##### EXERCISE DATA
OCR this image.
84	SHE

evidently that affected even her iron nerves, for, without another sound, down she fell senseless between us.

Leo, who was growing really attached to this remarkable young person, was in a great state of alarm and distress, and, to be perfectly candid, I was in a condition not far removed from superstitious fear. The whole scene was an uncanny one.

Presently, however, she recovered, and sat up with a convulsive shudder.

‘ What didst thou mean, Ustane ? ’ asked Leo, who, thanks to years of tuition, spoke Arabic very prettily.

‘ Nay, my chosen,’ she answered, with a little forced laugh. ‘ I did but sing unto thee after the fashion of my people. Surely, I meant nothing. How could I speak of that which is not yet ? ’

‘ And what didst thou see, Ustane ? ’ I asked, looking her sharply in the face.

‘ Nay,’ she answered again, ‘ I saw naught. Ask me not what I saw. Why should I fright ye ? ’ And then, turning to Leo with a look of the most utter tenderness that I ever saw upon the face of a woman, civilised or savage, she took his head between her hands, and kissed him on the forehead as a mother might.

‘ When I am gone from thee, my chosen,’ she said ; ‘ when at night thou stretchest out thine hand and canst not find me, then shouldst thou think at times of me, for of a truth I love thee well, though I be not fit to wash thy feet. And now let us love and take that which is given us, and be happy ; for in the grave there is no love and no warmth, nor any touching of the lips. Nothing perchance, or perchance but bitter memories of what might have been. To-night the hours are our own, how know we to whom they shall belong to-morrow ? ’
##########
• WHAT IS ASKED: Copy out the full material exactly as it appears.

• FULL ANSWER:
OCR this image.
84	SHE

evidently that affected even her iron nerves, for, without another sound, down she fell senseless between us.

Leo, who was growing really attached to this remarkable young person, was in a great state of alarm and distress, and, to be perfectly candid, I was in a condition not far removed from superstitious fear. The whole scene was an uncanny one.

Presently, however, she recovered, and sat up with a convulsive shudder.

‘ What didst thou mean, Ustane ? ’ asked Leo, who, thanks to years of tuition, spoke Arabic very prettily.

‘ Nay, my chosen,’ she answered, with a little forced laugh. ‘ I did but sing unto thee after the fashion of my people. Surely, I meant nothing. How could I speak of that which is not yet ? ’

‘ And what didst thou see, Ustane ? ’ I asked, looking her sharply in the face.

‘ Nay,’ she answered again, ‘ I saw naught. Ask me not what I saw. Why should I fright ye ? ’ And then, turning to Leo with a look of the most utter tenderness that I ever saw upon the face of a woman, civilised or savage, she took his head between her hands, and kissed him on the forehead as a mother might.

‘ When I am gone from thee, my chosen,’ she said ; ‘ when at night thou stretchest out thine hand and canst not find me, then shouldst thou think at times of me, for of a truth I love thee well, though I be not fit to wash thy feet. And now let us love and take that which is given us, and be happy ; for in the grave there is no love and no warmth, nor any touching of the lips. Nothing perchance, or perchance but bitter memories of what might have been. To-night the hours are our own, how know we to whom they shall belong to-morrow ? ’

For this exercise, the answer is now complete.